▸ EXERCISE DETAILS: How many of the lines below contain the word "measurement"? Reply with the number alone.

▸ ENTRIES:
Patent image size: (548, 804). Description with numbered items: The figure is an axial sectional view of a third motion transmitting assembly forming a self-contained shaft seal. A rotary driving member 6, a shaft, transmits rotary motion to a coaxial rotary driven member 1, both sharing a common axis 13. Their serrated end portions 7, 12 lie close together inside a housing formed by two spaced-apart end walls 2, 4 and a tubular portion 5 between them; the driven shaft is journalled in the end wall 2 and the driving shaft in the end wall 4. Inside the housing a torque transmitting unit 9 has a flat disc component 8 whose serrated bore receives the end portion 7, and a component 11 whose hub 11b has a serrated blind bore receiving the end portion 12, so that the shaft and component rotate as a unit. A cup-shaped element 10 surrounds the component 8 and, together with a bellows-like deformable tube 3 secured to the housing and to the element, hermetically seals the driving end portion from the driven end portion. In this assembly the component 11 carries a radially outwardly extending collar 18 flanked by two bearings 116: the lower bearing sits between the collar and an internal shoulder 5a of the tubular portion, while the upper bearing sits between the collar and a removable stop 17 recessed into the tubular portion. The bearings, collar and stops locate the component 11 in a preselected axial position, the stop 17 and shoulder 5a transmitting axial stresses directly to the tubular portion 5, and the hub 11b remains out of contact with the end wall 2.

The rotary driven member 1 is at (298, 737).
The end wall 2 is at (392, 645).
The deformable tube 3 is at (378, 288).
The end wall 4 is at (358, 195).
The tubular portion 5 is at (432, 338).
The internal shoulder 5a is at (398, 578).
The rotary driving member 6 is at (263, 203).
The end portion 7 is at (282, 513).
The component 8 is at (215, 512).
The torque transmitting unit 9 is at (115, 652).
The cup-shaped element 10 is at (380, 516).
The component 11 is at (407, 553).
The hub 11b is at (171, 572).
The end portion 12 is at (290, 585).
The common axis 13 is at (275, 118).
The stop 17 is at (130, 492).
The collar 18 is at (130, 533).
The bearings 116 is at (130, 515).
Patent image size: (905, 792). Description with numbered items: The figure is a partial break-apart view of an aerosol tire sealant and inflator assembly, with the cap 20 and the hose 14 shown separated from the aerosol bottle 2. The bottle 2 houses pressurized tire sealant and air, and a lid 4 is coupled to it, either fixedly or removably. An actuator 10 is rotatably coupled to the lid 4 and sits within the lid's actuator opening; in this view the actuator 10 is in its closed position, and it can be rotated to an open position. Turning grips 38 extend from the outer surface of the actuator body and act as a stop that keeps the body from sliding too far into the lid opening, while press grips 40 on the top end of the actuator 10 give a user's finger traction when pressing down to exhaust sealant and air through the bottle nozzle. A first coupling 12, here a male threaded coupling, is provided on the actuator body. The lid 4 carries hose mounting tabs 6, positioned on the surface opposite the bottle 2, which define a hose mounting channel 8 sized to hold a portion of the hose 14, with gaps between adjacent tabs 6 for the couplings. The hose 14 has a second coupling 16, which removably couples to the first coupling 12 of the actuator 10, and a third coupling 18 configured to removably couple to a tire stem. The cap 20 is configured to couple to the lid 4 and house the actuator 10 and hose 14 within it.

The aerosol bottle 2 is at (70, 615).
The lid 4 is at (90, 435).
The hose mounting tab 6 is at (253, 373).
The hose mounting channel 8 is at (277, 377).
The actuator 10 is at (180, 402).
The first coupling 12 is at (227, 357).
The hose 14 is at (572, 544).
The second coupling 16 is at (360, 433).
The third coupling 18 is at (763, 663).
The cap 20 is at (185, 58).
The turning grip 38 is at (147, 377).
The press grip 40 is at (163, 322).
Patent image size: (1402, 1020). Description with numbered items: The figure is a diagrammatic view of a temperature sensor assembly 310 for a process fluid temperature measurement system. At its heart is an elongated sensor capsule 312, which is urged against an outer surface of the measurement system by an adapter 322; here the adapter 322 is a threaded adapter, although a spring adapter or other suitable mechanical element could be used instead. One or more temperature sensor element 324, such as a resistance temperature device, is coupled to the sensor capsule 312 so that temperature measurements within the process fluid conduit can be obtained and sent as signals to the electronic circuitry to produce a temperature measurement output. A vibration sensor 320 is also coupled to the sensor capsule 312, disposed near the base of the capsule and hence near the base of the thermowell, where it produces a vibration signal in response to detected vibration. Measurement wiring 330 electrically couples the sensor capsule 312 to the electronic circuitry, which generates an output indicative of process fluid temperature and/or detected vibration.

▸ SOLVED EXERCISE: 1